STATED TASK A:
According to the passage on Woody Allen's films, how many films has Allen directed?

SOURCE DOCUMENT:

'''

As long as they’re like MAGIC IN THE MOONLIGHT (2014, Netflix), there’s no difficulty dismissing Allen cinematically as well as morally. Would that it were not so, since Allen is a paragon in American filmmaking: he has directed 50 films, only a few of them short segments, and has enjoyed almost unparalleled control of his creative process, from secret script to final cut, and the power to junk what he doesn’t like and re-shoot it. Actors line up to work with him — or they used to; given his uncertain reputation, it may no longer be a status symbol to be asked to appear in a Woody Allen movie.

MAGIC IN THE MOONLIGHT displays the central weaknesses that have afflicted Allen’s recent work, with the notable exceptions of MIDNIGHT IN PARIS (2011) and BLUE JASMINE (2013). MAGIC isn’t as bad as TO ROME WITH LOVE (2012), but it represents another entry in the largely undistinguished run of lackluster comedy-dramas Allen has made since MATCH POINT (2005), and there wasn’t much good in between that film and SWEET AND LOW DOWN (1999).

'''

EXTRACTED INFORMATION:

'''

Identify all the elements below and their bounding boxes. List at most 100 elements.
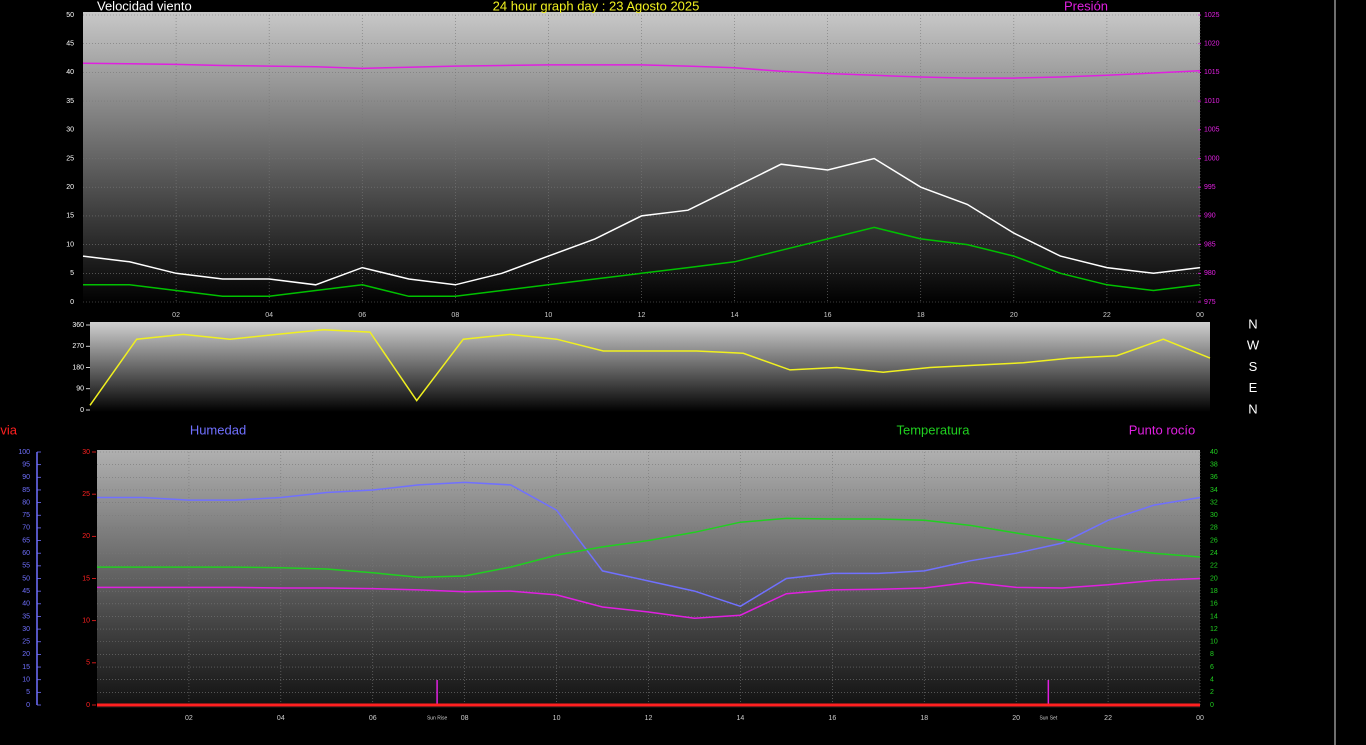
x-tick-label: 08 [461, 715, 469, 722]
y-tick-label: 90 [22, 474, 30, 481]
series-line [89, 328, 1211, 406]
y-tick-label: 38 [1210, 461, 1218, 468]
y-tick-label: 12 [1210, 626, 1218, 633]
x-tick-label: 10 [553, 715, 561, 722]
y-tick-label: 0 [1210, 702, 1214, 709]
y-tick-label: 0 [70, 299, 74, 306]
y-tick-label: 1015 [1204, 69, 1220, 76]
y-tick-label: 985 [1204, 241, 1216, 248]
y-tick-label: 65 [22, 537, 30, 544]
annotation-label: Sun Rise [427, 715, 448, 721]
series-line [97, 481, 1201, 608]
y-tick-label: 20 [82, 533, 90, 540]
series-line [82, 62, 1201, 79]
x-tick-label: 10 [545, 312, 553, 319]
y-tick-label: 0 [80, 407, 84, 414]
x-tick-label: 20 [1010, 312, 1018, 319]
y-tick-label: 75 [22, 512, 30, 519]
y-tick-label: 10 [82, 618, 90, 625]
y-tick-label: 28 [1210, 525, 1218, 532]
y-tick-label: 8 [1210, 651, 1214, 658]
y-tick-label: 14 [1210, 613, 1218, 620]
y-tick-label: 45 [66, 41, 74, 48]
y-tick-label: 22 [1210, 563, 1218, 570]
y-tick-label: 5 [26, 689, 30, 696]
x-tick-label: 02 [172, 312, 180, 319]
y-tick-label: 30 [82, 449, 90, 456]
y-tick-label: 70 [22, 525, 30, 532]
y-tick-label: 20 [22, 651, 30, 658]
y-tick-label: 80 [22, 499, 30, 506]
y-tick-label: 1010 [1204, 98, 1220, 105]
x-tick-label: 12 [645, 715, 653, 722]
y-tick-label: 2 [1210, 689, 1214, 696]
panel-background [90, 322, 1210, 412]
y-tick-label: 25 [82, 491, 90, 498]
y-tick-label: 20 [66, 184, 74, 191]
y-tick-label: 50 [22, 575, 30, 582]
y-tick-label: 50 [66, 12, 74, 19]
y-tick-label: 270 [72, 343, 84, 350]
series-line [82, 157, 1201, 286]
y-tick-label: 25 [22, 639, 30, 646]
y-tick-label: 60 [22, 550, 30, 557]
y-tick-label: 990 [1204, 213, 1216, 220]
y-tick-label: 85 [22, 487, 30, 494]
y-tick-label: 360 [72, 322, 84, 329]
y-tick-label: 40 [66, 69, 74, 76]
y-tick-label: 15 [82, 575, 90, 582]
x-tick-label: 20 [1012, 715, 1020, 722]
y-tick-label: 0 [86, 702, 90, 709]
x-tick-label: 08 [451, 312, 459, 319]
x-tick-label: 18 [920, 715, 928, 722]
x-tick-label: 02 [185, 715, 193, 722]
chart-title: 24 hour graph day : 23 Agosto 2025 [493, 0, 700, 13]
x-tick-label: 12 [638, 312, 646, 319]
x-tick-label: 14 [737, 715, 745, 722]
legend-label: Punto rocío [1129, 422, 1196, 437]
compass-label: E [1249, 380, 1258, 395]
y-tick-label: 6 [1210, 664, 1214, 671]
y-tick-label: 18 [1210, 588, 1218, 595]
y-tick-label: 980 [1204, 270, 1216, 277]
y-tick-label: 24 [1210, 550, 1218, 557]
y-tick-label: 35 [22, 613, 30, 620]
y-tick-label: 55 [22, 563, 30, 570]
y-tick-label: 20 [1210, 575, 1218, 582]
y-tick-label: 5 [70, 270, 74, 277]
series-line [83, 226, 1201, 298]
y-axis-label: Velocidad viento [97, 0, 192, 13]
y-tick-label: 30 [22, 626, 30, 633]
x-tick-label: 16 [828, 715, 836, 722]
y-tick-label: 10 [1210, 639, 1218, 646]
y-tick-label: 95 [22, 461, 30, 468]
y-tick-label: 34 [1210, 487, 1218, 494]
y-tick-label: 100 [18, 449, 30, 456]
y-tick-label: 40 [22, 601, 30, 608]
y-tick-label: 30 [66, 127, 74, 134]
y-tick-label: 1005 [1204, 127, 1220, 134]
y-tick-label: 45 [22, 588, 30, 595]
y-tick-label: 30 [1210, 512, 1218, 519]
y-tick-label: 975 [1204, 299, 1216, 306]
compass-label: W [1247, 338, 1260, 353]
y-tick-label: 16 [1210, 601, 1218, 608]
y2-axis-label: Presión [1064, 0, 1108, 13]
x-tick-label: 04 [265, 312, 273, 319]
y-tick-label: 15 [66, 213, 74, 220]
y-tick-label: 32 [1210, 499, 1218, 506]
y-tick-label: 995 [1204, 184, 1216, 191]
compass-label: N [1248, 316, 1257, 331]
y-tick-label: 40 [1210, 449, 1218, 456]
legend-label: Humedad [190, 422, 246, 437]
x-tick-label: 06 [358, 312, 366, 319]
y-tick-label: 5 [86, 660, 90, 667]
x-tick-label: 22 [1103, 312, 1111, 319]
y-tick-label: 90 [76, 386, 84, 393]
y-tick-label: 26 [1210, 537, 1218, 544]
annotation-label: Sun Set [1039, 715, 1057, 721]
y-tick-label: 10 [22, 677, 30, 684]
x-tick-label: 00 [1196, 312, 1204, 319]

'''

STATED TASK B:
From the records, copy the part that opens with the line containing "x-tick-label: 08 [461, 715, 469, 722]" and closes with the line containing "y-tick-label: 1015 [1204, 69, 1220, 76]", including both of those lines, without changing anything.

EXPECTED OUTPUT A:
50 films

EXPECTED OUTPUT B:
x-tick-label: 08 [461, 715, 469, 722]
y-tick-label: 90 [22, 474, 30, 481]
series-line [89, 328, 1211, 406]
y-tick-label: 38 [1210, 461, 1218, 468]
y-tick-label: 12 [1210, 626, 1218, 633]
x-tick-label: 10 [553, 715, 561, 722]
y-tick-label: 0 [1210, 702, 1214, 709]
y-tick-label: 0 [70, 299, 74, 306]
y-tick-label: 1015 [1204, 69, 1220, 76]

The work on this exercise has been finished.